In the records below, pick out all lines containing the word "subhead".

§ Dataset content
↓

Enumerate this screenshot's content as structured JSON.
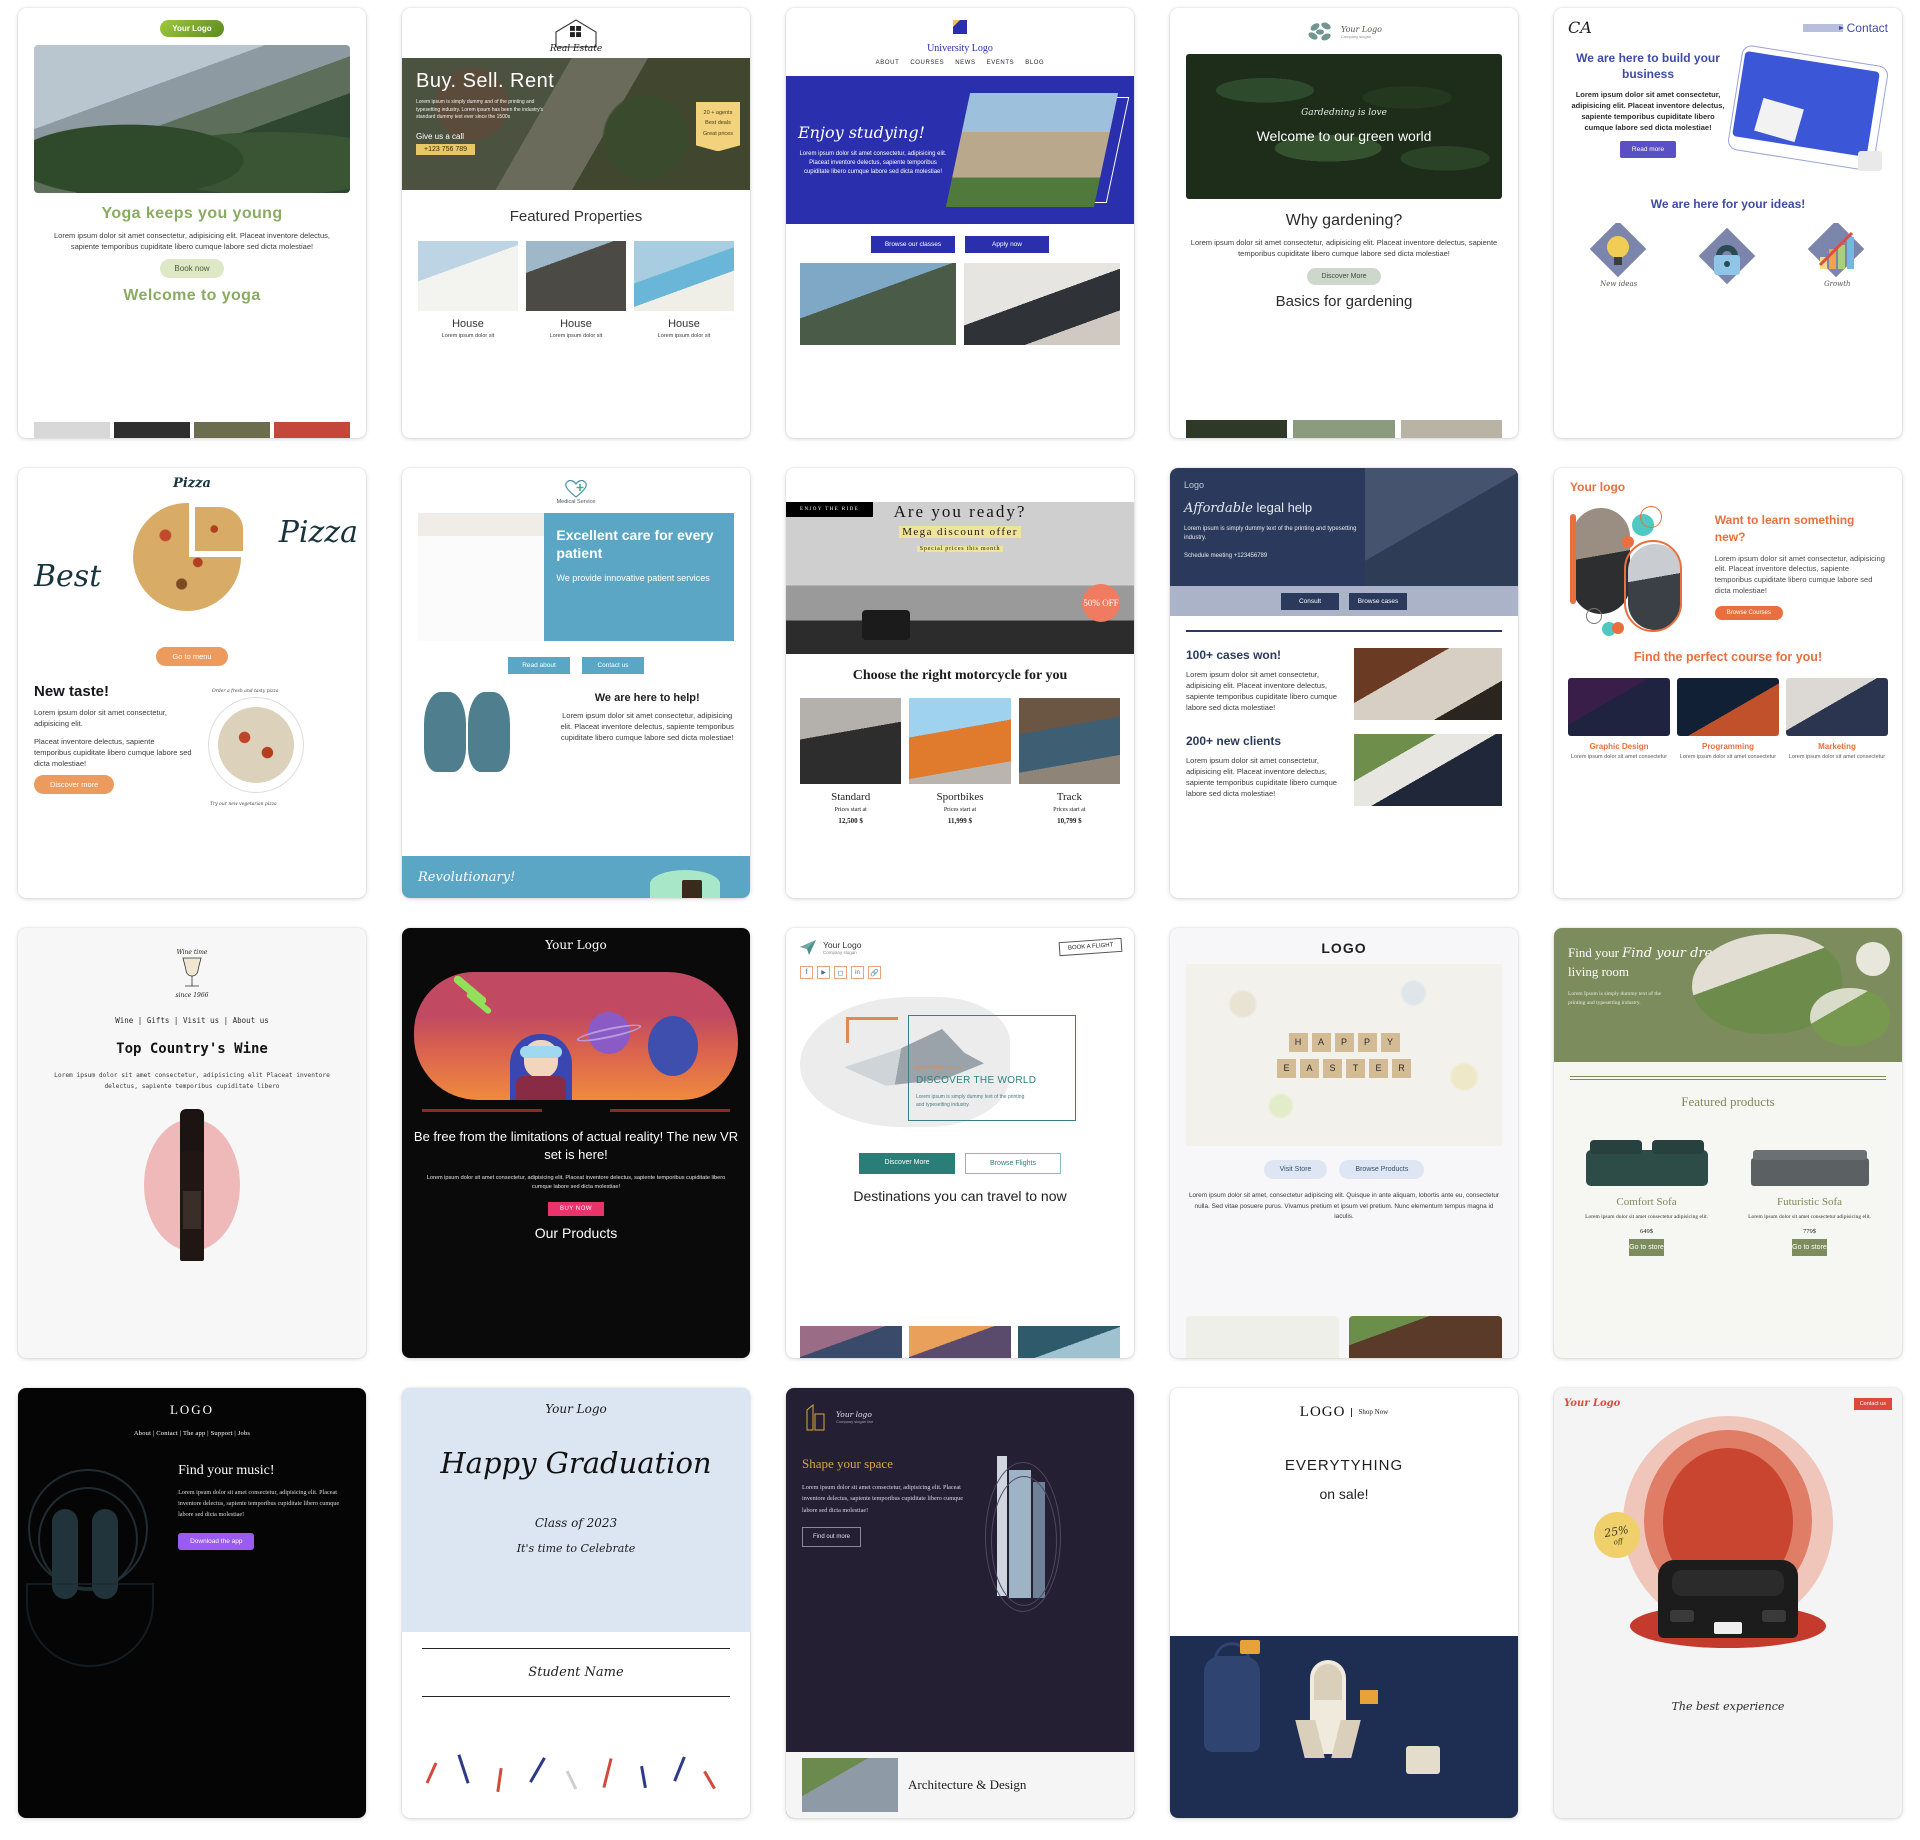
{
  "gallery": {
    "templates": [
      {
        "id": "yoga",
        "logo": "Your Logo",
        "headline": "Yoga keeps you young",
        "body": "Lorem ipsum dolor sit amet consectetur, adipisicing elit. Placeat inventore delectus, sapiente temporibus cupiditate libero cumque labore sed dicta molestiae!",
        "cta": "Book now",
        "section": "Welcome to yoga",
        "accent": "#8aab63"
      },
      {
        "id": "real-estate",
        "logo": "Real Estate",
        "headline": "Buy. Sell. Rent",
        "body": "Lorem ipsum is simply dummy and of the printing and typesetting industry. Lorem ipsum has been the industry's standard dummy text ever since the 1500s",
        "call_label": "Give us a call",
        "phone": "+123 756 789",
        "badge": [
          "20 + agents",
          "Best deals",
          "Great prices"
        ],
        "section": "Featured Properties",
        "products": [
          {
            "name": "House",
            "desc": "Lorem ipsum dolor sit"
          },
          {
            "name": "House",
            "desc": "Lorem ipsum dolor sit"
          },
          {
            "name": "House",
            "desc": "Lorem ipsum dolor sit"
          }
        ]
      },
      {
        "id": "university",
        "logo": "University Logo",
        "nav": [
          "ABOUT",
          "COURSES",
          "NEWS",
          "EVENTS",
          "BLOG"
        ],
        "headline": "Enjoy studying!",
        "body": "Lorem ipsum dolor sit amet consectetur, adipisicing elit. Placeat inventore delectus, sapiente temporibus cupiditate libero cumque labore sed dicta molestiae!",
        "cta_primary": "Browse our classes",
        "cta_secondary": "Apply now",
        "accent": "#2a2fae"
      },
      {
        "id": "gardening",
        "logo": "Your Logo",
        "logo_slogan": "Company slogan",
        "script": "Gardedning is love",
        "hero": "Welcome to our green world",
        "headline": "Why gardening?",
        "body": "Lorem ipsum dolor sit amet consectetur, adipisicing elit. Placeat inventore delectus, sapiente temporibus cupiditate libero cumque labore sed dicta molestiae!",
        "cta": "Discover More",
        "section": "Basics for gardening"
      },
      {
        "id": "ca-business",
        "logo": "CA",
        "contact": "Contact",
        "headline": "We are here to build your business",
        "body": "Lorem ipsum dolor sit amet consectetur, adipisicing elit. Placeat inventore delectus, sapiente temporibus cupiditate libero cumque labore sed dicta molestiae!",
        "cta": "Read more",
        "section": "We are here for your ideas!",
        "icons": [
          {
            "label": "New ideas",
            "icon": "lightbulb-icon"
          },
          {
            "label": "",
            "icon": "lock-icon"
          },
          {
            "label": "Growth",
            "icon": "bar-chart-icon"
          }
        ]
      },
      {
        "id": "pizza",
        "logo": "Pizza",
        "word_left": "Best",
        "word_right": "Pizza",
        "cta_top": "Go to menu",
        "headline": "New taste!",
        "body1": "Lorem ipsum dolor sit amet consectetur, adipisicing elit.",
        "body2": "Placeat inventore delectus, sapiente temporibus cupiditate libero cumque labore sed dicta molestiae!",
        "cta": "Discover more",
        "circle_top": "Order a fresh and tasty pizza",
        "circle_bottom": "Try our new vegetarian pizza"
      },
      {
        "id": "medical",
        "logo": "Medical Service",
        "headline": "Excellent care for every patient",
        "subhead": "We provide innovative patient services",
        "cta_primary": "Read about",
        "cta_secondary": "Contact us",
        "section": "We are here to help!",
        "body": "Lorem ipsum dolor sit amet consectetur, adipisicing elit. Placeat inventore delectus, sapiente temporibus cupiditate libero cumque labore sed dicta molestiae!",
        "footer": "Revolutionary!"
      },
      {
        "id": "motorcycle",
        "tag": "ENJOY THE RIDE",
        "headline": "Are you ready?",
        "subhead": "Mega discount offer",
        "note": "Special prices this month",
        "badge": "50% OFF",
        "section": "Choose the right motorcycle for you",
        "products": [
          {
            "name": "Standard",
            "label": "Prices start at",
            "price": "12,500 $"
          },
          {
            "name": "Sportbikes",
            "label": "Prices start at",
            "price": "11,999 $"
          },
          {
            "name": "Track",
            "label": "Prices start at",
            "price": "10,799 $"
          }
        ]
      },
      {
        "id": "legal",
        "logo": "Logo",
        "headline_italic": "Affordable",
        "headline_rest": " legal help",
        "body": "Lorem ipsum is simply dummy text of the printing and typesetting industry.",
        "schedule": "Schedule meeting +123456789",
        "cta_primary": "Consult",
        "cta_secondary": "Browse cases",
        "stats": [
          {
            "title": "100+ cases won!",
            "body": "Lorem ipsum dolor sit amet consectetur, adipisicing elit. Placeat inventore delectus, sapiente temporibus cupiditate libero cumque labore sed dicta molestiae!"
          },
          {
            "title": "200+ new clients",
            "body": "Lorem ipsum dolor sit amet consectetur, adipisicing elit. Placeat inventore delectus, sapiente temporibus cupiditate libero cumque labore sed dicta molestiae!"
          }
        ]
      },
      {
        "id": "courses",
        "logo": "Your logo",
        "headline": "Want to learn something new?",
        "body": "Lorem ipsum dolor sit amet consectetur, adipisicing elit. Placeat inventore delectus, sapiente temporibus cupiditate libero cumque labore sed dicta molestiae!",
        "cta": "Browse Courses",
        "section": "Find the perfect course for you!",
        "products": [
          {
            "name": "Graphic Design",
            "desc": "Lorem ipsum dolor sit amet consectetur"
          },
          {
            "name": "Programming",
            "desc": "Lorem ipsum dolor sit amet consectetur"
          },
          {
            "name": "Marketing",
            "desc": "Lorem ipsum dolor sit amet consectetur"
          }
        ]
      },
      {
        "id": "wine",
        "logo_top": "Wine time",
        "logo_bottom": "since 1966",
        "nav": [
          "Wine",
          "Gifts",
          "Visit us",
          "About us"
        ],
        "headline": "Top Country's Wine",
        "body": "Lorem ipsum dolor sit amet consectetur, adipisicing elit Placeat inventore delectus, sapiente temporibus cupiditate libero"
      },
      {
        "id": "vr",
        "logo": "Your Logo",
        "headline": "Be free from the limitations of actual reality! The new VR set is here!",
        "body": "Lorem ipsum dolor sit amet consectetur, adipisicing elit. Placeat inventore delectus, sapiente temporibus cupiditate libero cumque labore sed dicta molestiae!",
        "cta": "BUY NOW",
        "section": "Our Products"
      },
      {
        "id": "travel",
        "logo": "Your Logo",
        "logo_slogan": "Company slogan",
        "book_label": "BOOK A FLIGHT",
        "social": [
          "facebook-icon",
          "youtube-icon",
          "instagram-icon",
          "linkedin-icon",
          "link-icon"
        ],
        "kicker": "NEW HORIZONS",
        "headline": "DISCOVER THE WORLD",
        "body": "Lorem ipsum is simply dummy text of the printing and typesetting industry.",
        "cta_primary": "Discover More",
        "cta_secondary": "Browse Flights",
        "section": "Destinations you can travel to now"
      },
      {
        "id": "easter",
        "logo": "LOGO",
        "hero_top": "HAPPY",
        "hero_bottom": "EASTER",
        "cta_primary": "Visit Store",
        "cta_secondary": "Browse Products",
        "body": "Lorem ipsum dolor sit amet, consectetur adipiscing elit. Quisque in ante aliquam, lobortis ante eu, consectetur nulla. Sed vitae posuere purus. Vivamus pretium et ipsum vel pretium. Nunc elementum tempus magna id iaculis."
      },
      {
        "id": "furniture",
        "headline_italic": "Find your dream",
        "headline_rest": "living room",
        "body": "Lorem Ipsum is simply dummy text of the printing and typesetting industry.",
        "section": "Featured products",
        "products": [
          {
            "name": "Comfort Sofa",
            "desc": "Lorem ipsum dolor sit amet consectetur adipisicing elit.",
            "price": "649$",
            "cta": "Go to store"
          },
          {
            "name": "Futuristic Sofa",
            "desc": "Lorem ipsum dolor sit amet consectetur adipisicing elit.",
            "price": "779$",
            "cta": "Go to store"
          }
        ]
      },
      {
        "id": "music",
        "logo": "LOGO",
        "nav": [
          "About",
          "Contact",
          "The app",
          "Support",
          "Jobs"
        ],
        "headline": "Find your music!",
        "body": "Lorem ipsum dolor sit amet consectetur, adipisicing elit. Placeat inventore delectus, sapiente temporibus cupiditate libero cumque labore sed dicta molestiae!",
        "cta": "Download the app"
      },
      {
        "id": "graduation",
        "logo": "Your Logo",
        "headline": "Happy Graduation",
        "line1": "Class of 2023",
        "line2": "It's time to Celebrate",
        "field": "Student Name"
      },
      {
        "id": "architecture",
        "logo": "Your logo",
        "logo_slogan": "Company slogan line",
        "headline": "Shape your space",
        "body": "Lorem ipsum dolor sit amet consectetur, adipisicing elit. Placeat inventore delectus, sapiente temporibus cupiditate libero cumque labore sed dicta molestiae!",
        "cta": "Find out more",
        "section": "Architecture & Design"
      },
      {
        "id": "shop",
        "logo": "LOGO",
        "logo_sub": "Shop Now",
        "headline_top": "EVERYTYHING",
        "headline_bottom": "on sale!"
      },
      {
        "id": "car",
        "logo": "Your Logo",
        "contact": "Contact us",
        "badge_pct": "25%",
        "badge_off": "off",
        "section": "The best experience"
      }
    ]
  }
}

↑

§ Answer for the task
        "subhead": "We provide innovative patient services",
        "subhead": "Mega discount offer",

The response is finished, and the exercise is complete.